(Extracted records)

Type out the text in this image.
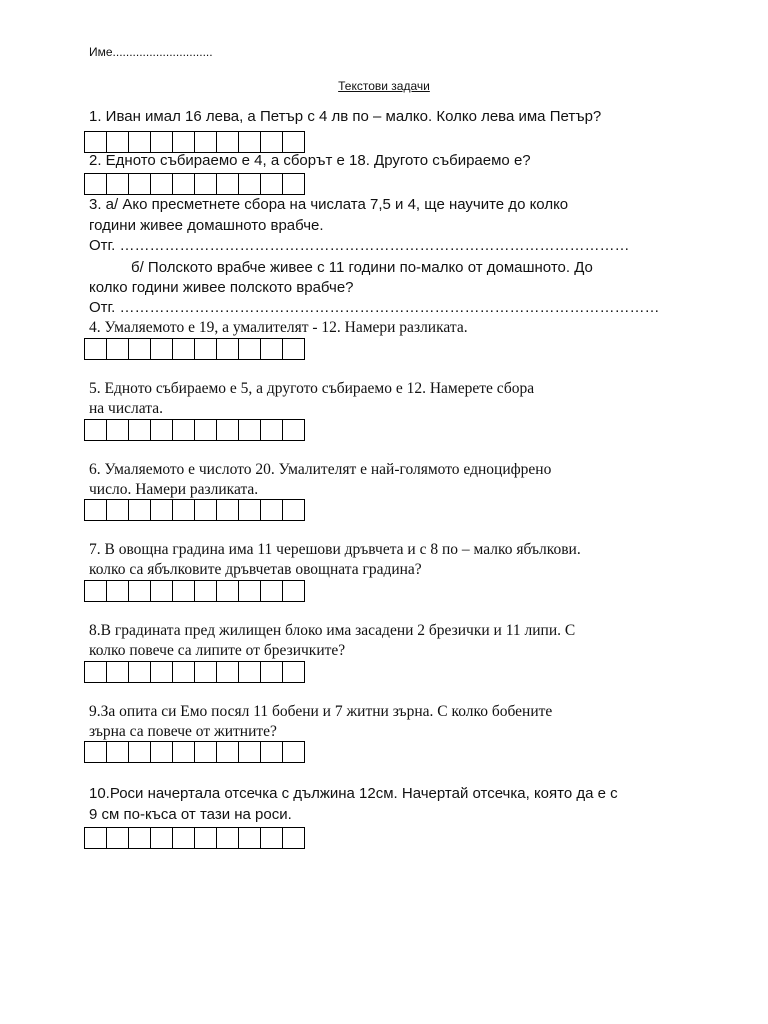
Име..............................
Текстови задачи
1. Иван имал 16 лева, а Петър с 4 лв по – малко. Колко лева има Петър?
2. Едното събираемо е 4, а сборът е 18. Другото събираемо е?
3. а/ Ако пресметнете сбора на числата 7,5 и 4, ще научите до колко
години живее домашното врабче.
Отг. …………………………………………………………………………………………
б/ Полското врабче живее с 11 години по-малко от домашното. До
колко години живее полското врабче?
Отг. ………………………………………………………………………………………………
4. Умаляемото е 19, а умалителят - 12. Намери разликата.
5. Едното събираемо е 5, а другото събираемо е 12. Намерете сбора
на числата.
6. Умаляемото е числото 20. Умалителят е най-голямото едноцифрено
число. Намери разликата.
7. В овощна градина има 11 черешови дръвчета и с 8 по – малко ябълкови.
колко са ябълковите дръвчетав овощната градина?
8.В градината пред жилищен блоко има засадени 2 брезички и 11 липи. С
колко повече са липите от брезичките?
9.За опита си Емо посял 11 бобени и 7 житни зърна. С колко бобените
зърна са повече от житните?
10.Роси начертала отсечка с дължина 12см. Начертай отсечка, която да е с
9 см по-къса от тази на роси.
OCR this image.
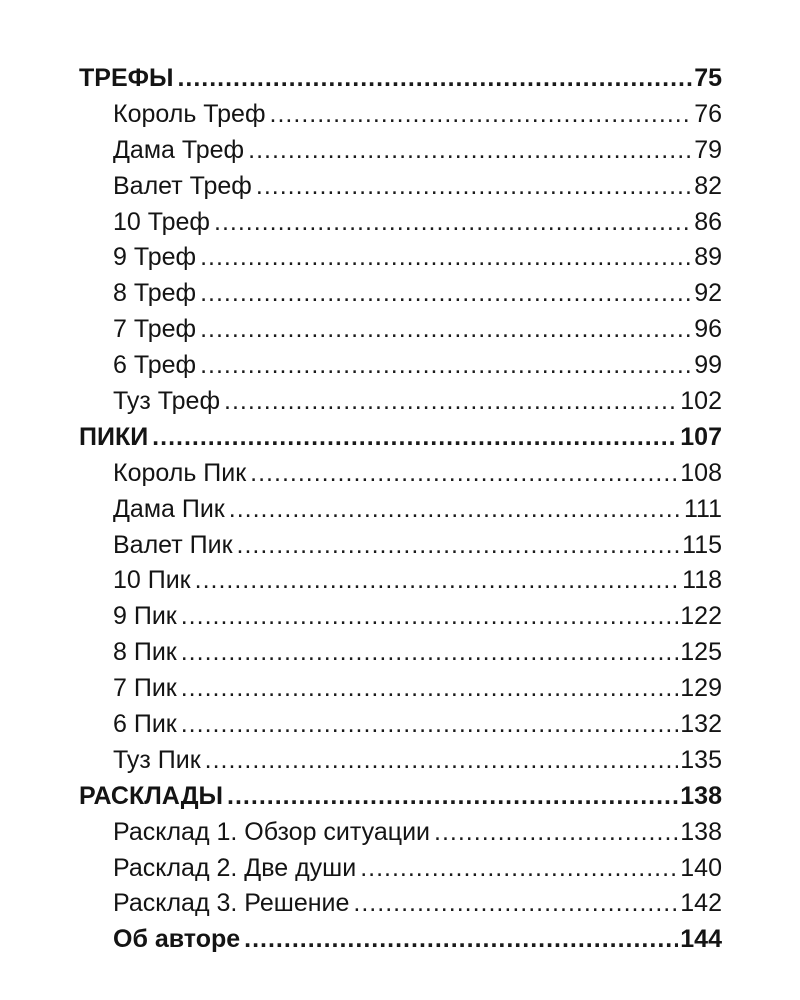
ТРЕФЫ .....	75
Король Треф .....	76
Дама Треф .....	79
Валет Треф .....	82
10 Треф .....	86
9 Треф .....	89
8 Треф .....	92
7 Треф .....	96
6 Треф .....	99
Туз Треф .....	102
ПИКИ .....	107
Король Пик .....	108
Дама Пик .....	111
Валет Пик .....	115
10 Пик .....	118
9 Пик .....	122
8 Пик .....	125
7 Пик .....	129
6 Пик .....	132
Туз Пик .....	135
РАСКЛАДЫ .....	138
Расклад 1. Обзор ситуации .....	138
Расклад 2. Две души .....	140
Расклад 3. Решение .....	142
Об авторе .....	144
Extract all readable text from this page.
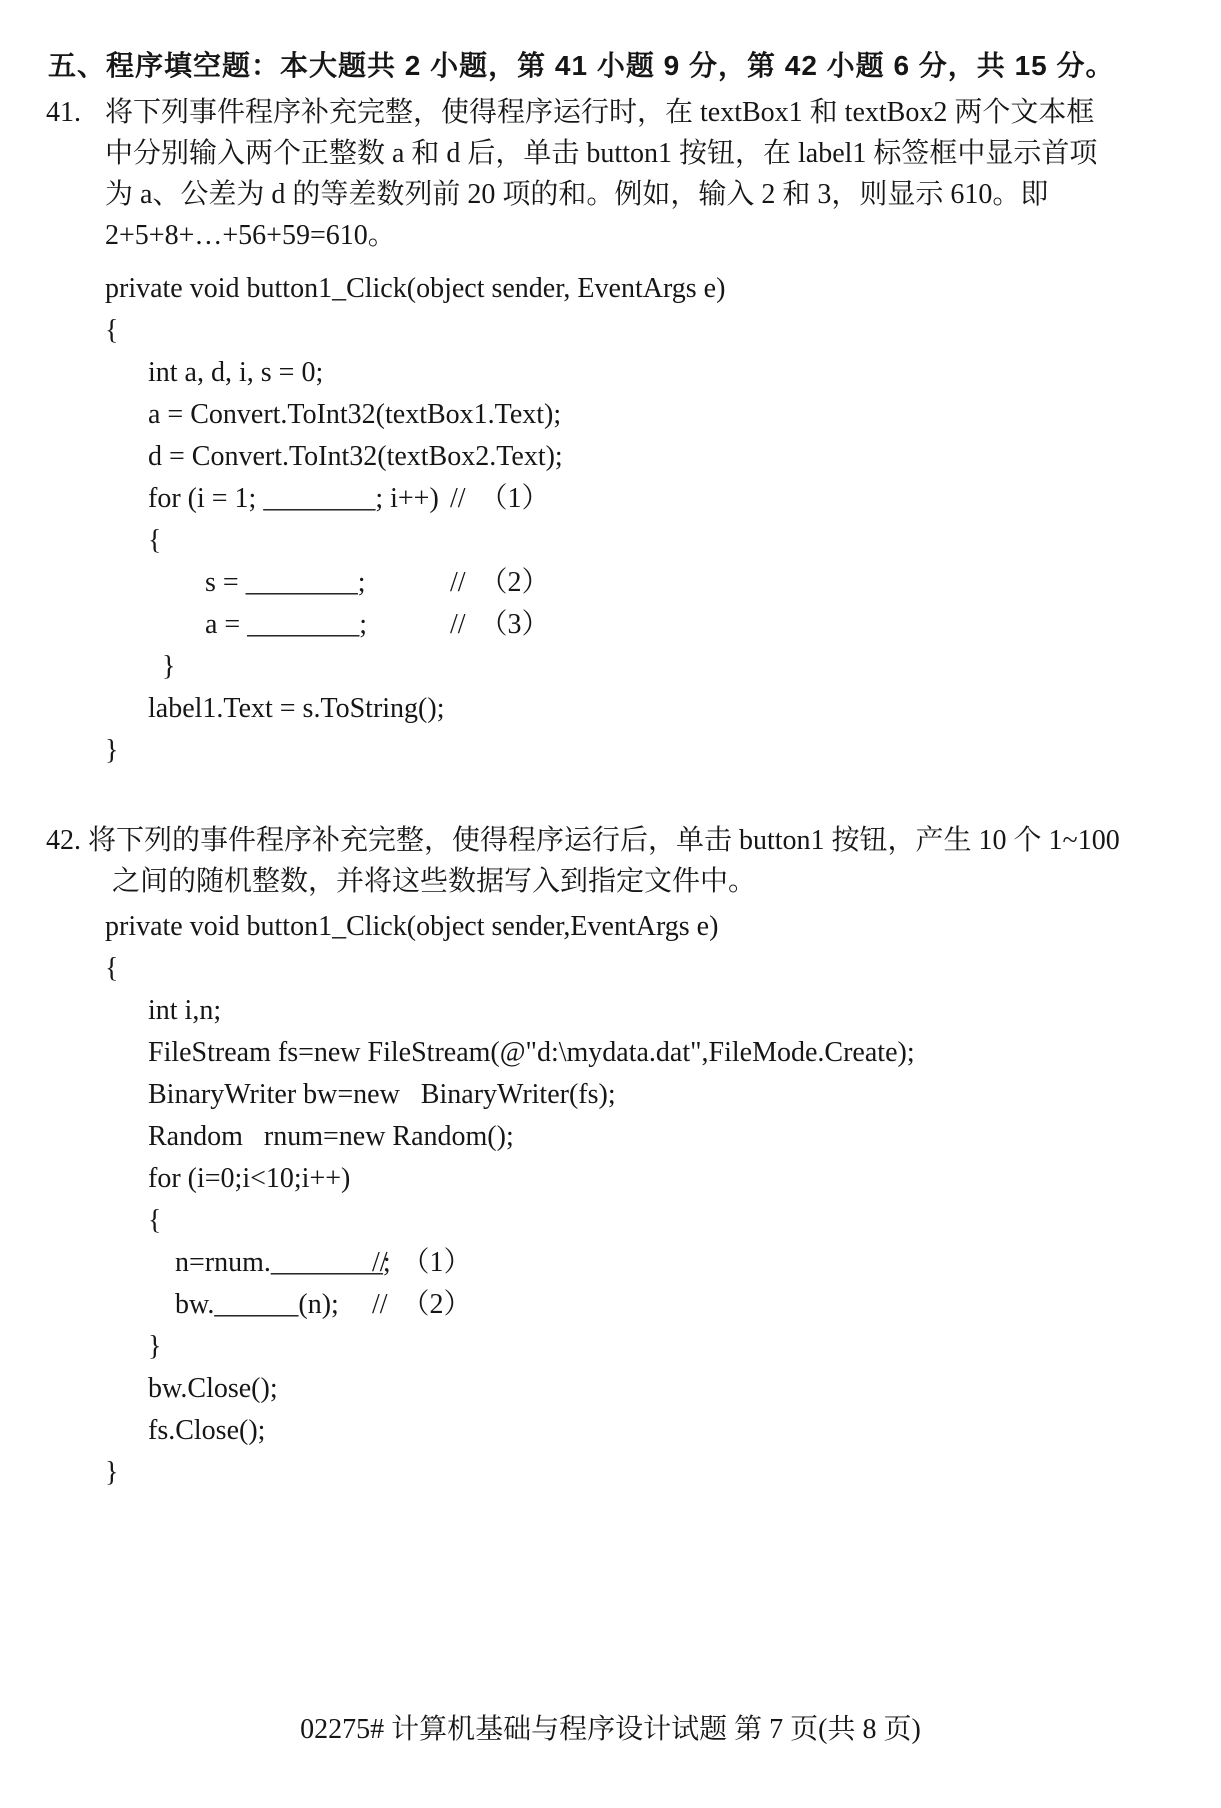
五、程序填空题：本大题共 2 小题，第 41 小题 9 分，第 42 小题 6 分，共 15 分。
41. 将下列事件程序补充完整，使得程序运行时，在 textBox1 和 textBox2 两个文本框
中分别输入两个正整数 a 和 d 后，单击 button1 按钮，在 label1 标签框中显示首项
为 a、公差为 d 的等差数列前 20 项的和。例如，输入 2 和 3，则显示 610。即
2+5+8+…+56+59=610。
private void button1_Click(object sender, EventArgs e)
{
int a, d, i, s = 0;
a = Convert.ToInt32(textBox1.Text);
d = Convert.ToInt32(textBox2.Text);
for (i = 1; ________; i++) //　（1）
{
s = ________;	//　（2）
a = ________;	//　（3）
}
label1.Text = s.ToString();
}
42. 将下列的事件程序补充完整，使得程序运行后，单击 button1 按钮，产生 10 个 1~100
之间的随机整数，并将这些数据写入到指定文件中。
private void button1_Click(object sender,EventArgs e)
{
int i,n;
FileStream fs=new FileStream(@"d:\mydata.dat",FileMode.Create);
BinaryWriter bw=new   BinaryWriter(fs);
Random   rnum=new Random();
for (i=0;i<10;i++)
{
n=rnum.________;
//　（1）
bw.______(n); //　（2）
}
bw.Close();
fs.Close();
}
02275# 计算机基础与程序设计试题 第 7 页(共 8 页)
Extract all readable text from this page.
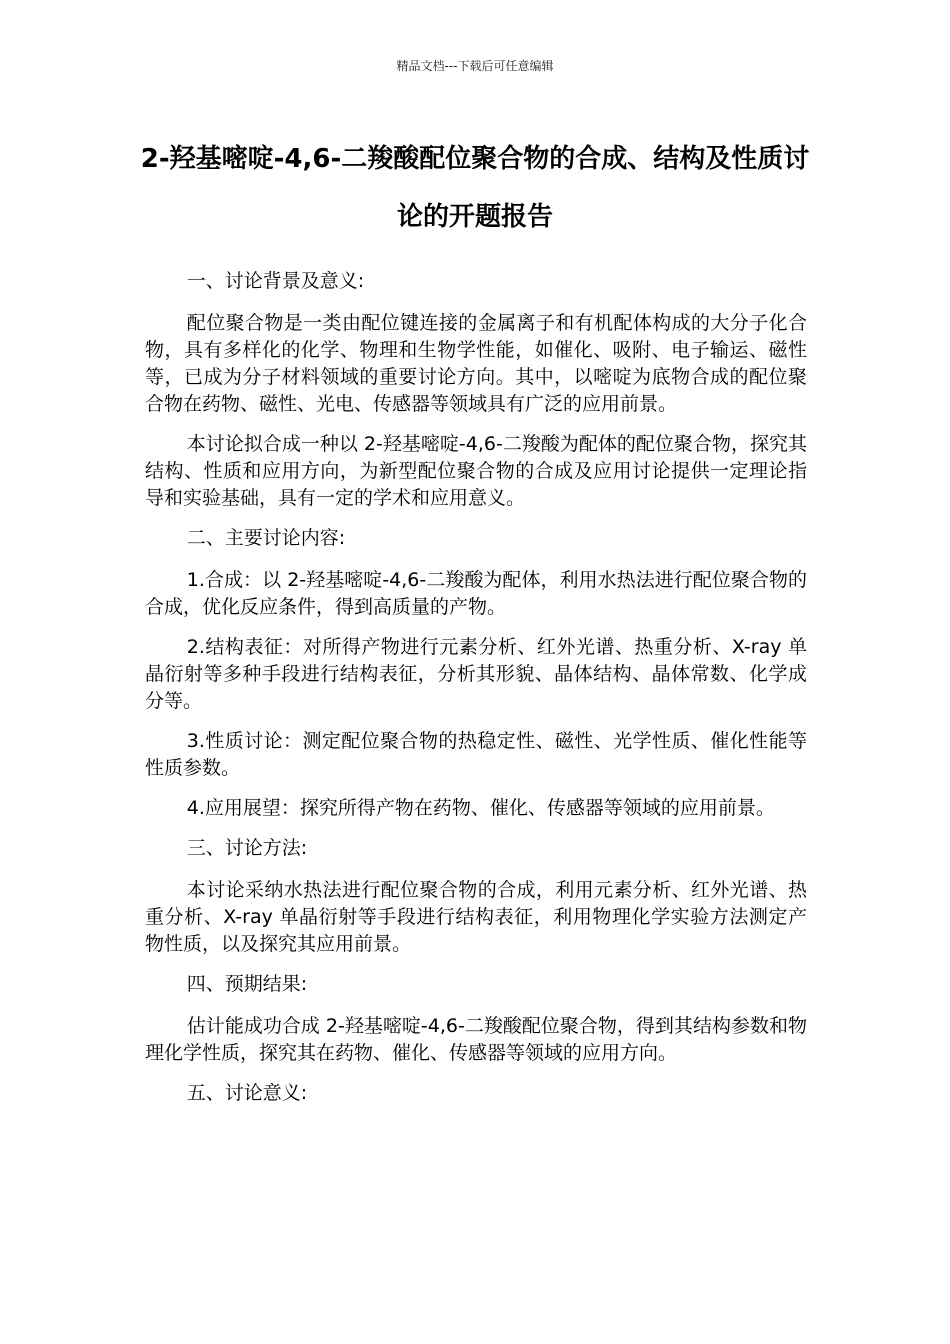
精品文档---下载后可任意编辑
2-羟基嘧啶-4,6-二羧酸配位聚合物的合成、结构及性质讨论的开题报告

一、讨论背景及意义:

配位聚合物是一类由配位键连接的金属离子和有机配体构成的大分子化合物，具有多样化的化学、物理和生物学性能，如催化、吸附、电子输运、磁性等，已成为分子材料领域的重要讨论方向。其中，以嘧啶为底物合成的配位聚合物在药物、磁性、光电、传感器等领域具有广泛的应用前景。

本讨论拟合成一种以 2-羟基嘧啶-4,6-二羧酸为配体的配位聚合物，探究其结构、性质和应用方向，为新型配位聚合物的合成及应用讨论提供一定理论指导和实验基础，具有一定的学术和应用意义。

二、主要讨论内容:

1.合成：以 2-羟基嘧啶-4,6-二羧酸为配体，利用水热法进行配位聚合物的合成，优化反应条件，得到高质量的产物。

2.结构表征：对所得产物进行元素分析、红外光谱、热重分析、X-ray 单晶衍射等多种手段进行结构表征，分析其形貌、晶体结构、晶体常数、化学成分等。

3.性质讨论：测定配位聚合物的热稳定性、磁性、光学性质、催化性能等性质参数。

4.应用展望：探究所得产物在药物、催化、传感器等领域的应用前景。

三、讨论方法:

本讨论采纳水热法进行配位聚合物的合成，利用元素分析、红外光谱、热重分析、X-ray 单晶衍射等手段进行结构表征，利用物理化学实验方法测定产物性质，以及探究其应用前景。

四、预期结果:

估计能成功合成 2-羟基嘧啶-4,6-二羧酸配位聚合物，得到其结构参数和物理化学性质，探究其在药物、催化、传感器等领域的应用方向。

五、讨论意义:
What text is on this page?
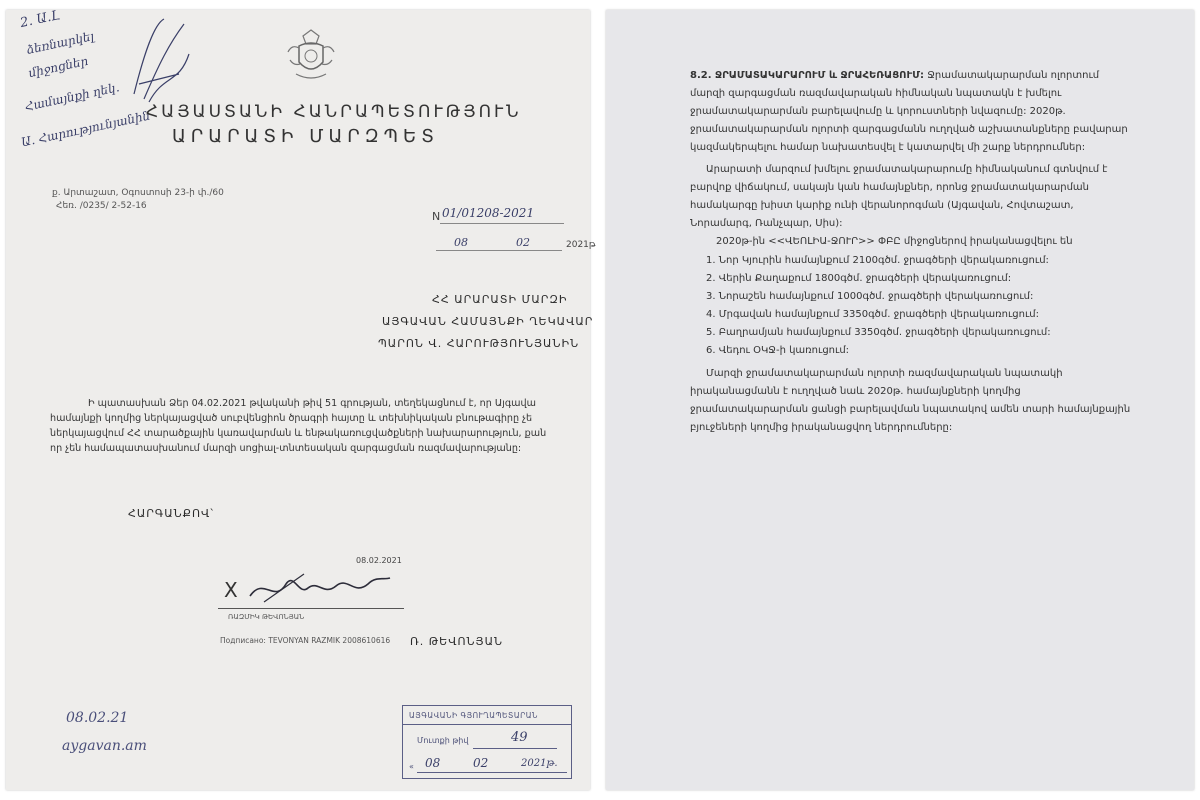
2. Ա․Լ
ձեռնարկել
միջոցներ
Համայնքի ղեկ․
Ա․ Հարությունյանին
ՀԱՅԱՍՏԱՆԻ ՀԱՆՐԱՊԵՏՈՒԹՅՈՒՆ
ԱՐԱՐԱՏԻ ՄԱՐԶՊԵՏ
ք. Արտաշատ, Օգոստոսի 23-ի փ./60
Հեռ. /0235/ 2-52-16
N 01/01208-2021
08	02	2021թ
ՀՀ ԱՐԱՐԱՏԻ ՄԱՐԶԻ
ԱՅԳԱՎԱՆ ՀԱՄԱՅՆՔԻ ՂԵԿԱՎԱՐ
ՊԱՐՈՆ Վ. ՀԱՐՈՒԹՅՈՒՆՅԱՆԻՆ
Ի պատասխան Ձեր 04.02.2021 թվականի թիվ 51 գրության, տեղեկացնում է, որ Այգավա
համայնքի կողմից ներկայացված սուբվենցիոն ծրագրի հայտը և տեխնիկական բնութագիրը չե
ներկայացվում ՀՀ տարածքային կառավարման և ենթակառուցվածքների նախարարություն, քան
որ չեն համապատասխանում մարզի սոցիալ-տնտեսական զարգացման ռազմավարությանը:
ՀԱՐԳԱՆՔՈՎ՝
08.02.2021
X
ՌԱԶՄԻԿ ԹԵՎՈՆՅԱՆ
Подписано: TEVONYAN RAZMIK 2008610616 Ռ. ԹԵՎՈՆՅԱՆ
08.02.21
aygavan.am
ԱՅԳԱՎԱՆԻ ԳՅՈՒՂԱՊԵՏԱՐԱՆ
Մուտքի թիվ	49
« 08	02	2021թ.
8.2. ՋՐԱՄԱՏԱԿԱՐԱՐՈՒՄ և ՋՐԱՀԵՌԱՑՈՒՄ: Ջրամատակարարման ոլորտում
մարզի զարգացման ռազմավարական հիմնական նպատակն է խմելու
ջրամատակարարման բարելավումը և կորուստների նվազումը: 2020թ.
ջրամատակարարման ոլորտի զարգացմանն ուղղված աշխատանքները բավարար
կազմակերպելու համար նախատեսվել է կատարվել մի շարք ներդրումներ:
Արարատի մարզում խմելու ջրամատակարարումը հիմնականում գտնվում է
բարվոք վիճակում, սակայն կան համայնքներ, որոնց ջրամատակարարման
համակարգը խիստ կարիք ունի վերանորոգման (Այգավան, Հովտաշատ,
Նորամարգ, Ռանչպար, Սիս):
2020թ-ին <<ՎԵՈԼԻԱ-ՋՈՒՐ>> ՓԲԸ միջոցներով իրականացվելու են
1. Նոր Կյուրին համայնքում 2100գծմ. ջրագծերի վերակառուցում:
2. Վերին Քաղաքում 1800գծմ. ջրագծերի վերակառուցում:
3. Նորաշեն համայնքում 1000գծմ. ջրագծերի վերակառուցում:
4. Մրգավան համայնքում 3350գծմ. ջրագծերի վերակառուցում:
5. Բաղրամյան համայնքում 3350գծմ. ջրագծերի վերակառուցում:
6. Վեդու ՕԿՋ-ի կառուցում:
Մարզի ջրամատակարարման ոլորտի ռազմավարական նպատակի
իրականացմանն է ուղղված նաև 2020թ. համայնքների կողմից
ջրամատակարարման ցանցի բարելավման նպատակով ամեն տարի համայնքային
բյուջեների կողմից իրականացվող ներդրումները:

What you should do
Track down all lines above with the string "խմելու" and copy them.

Right answer
մարզի զարգացման ռազմավարական հիմնական նպատակն է խմելու
Արարատի մարզում խմելու ջրամատակարարումը հիմնականում գտնվում է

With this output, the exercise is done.